Without the images, print all the entries below exactly as given.
#####
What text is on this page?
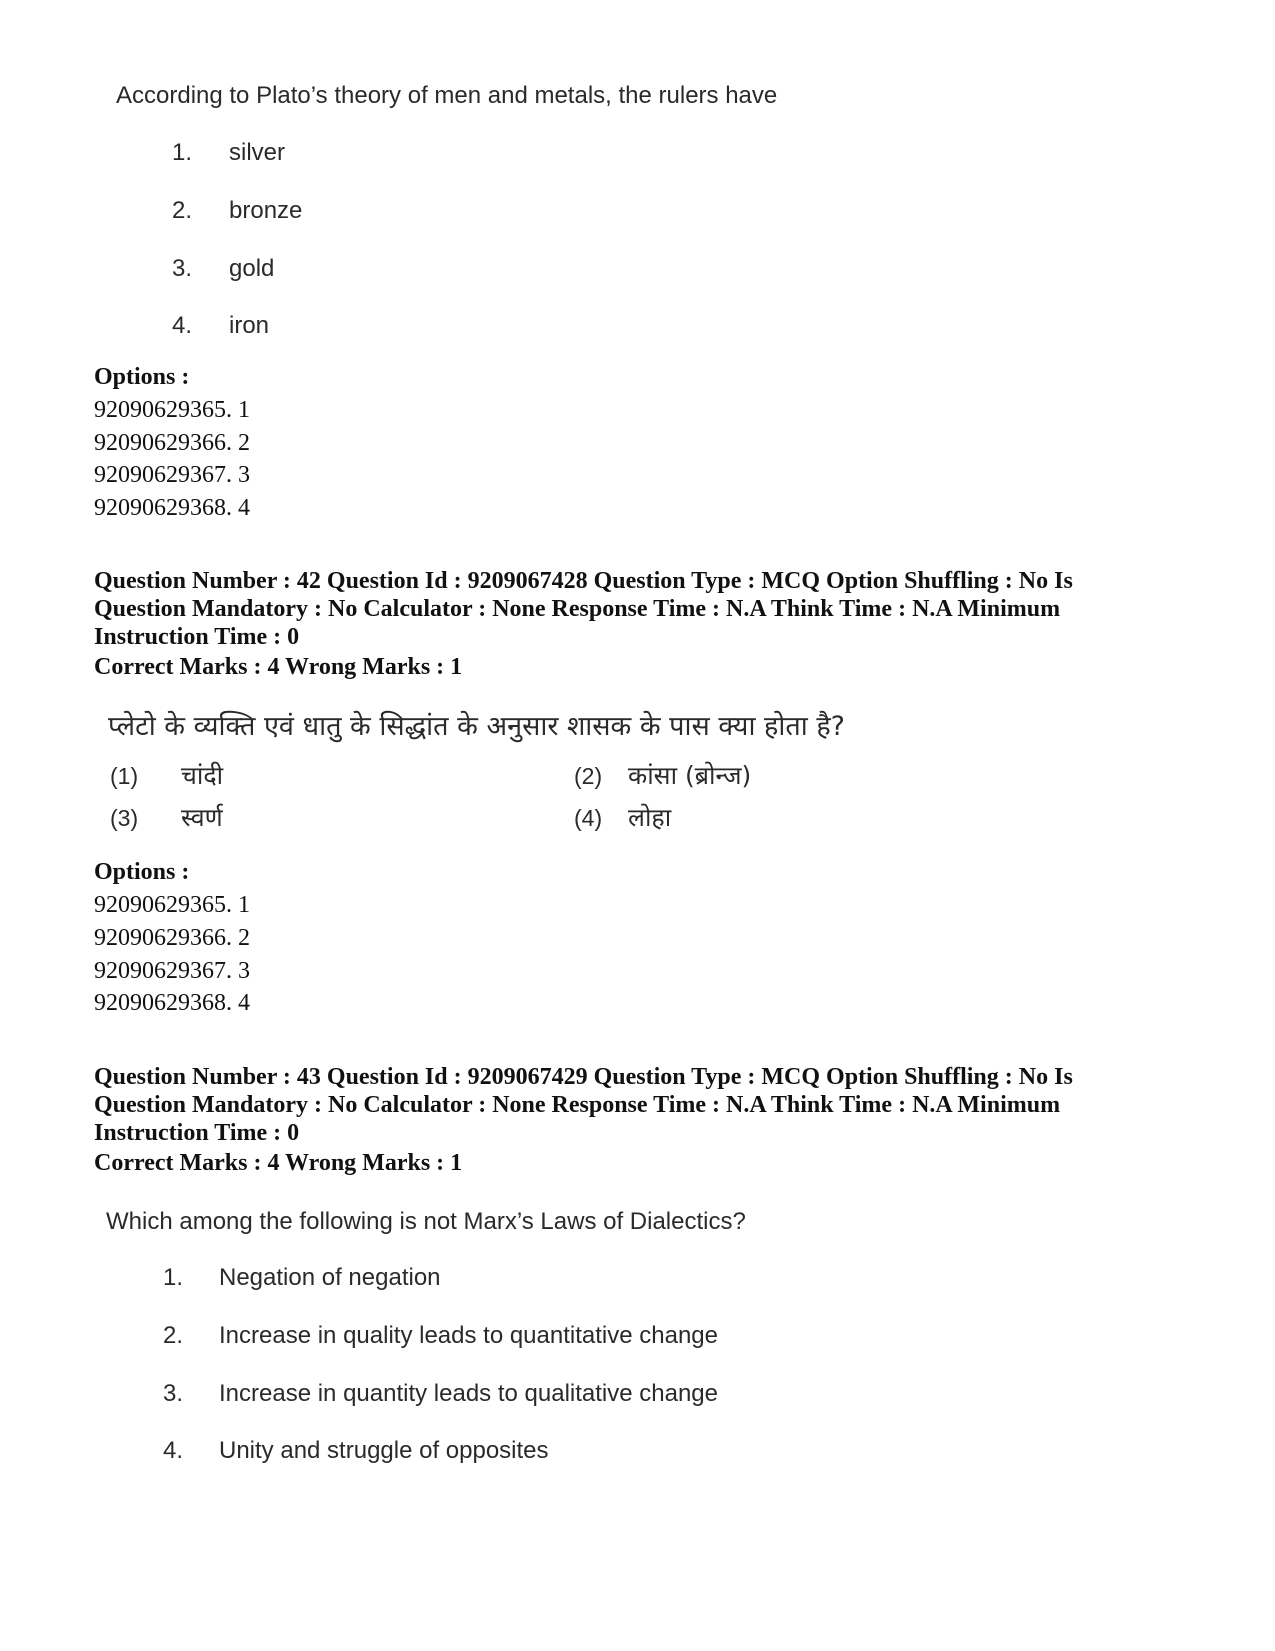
According to Plato’s theory of men and metals, the rulers have
1. silver
2. bronze
3. gold
4. iron
Options :
92090629365. 1
92090629366. 2
92090629367. 3
92090629368. 4
Question Number : 42 Question Id : 9209067428 Question Type : MCQ Option Shuffling : No Is
Question Mandatory : No Calculator : None Response Time : N.A Think Time : N.A Minimum
Instruction Time : 0
Correct Marks : 4 Wrong Marks : 1
प्लेटो के व्यक्ति एवं धातु के सिद्धांत के अनुसार शासक के पास क्या होता है?
(1) चांदी	(2) कांसा (ब्रोन्ज)
(3) स्वर्ण	(4) लोहा
Options :
92090629365. 1
92090629366. 2
92090629367. 3
92090629368. 4
Question Number : 43 Question Id : 9209067429 Question Type : MCQ Option Shuffling : No Is
Question Mandatory : No Calculator : None Response Time : N.A Think Time : N.A Minimum
Instruction Time : 0
Correct Marks : 4 Wrong Marks : 1
Which among the following is not Marx’s Laws of Dialectics?
1. Negation of negation
2. Increase in quality leads to quantitative change
3. Increase in quantity leads to qualitative change
4. Unity and struggle of opposites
#####
● **Written solution**:
What text is on this page?
According to Plato’s theory of men and metals, the rulers have
1. silver
2. bronze
3. gold
4. iron
Options :
92090629365. 1
92090629366. 2
92090629367. 3
92090629368. 4
Question Number : 42 Question Id : 9209067428 Question Type : MCQ Option Shuffling : No Is
Question Mandatory : No Calculator : None Response Time : N.A Think Time : N.A Minimum
Instruction Time : 0
Correct Marks : 4 Wrong Marks : 1
प्लेटो के व्यक्ति एवं धातु के सिद्धांत के अनुसार शासक के पास क्या होता है?
(1) चांदी	(2) कांसा (ब्रोन्ज)
(3) स्वर्ण	(4) लोहा
Options :
92090629365. 1
92090629366. 2
92090629367. 3
92090629368. 4
Question Number : 43 Question Id : 9209067429 Question Type : MCQ Option Shuffling : No Is
Question Mandatory : No Calculator : None Response Time : N.A Think Time : N.A Minimum
Instruction Time : 0
Correct Marks : 4 Wrong Marks : 1
Which among the following is not Marx’s Laws of Dialectics?
1. Negation of negation
2. Increase in quality leads to quantitative change
3. Increase in quantity leads to qualitative change
4. Unity and struggle of opposites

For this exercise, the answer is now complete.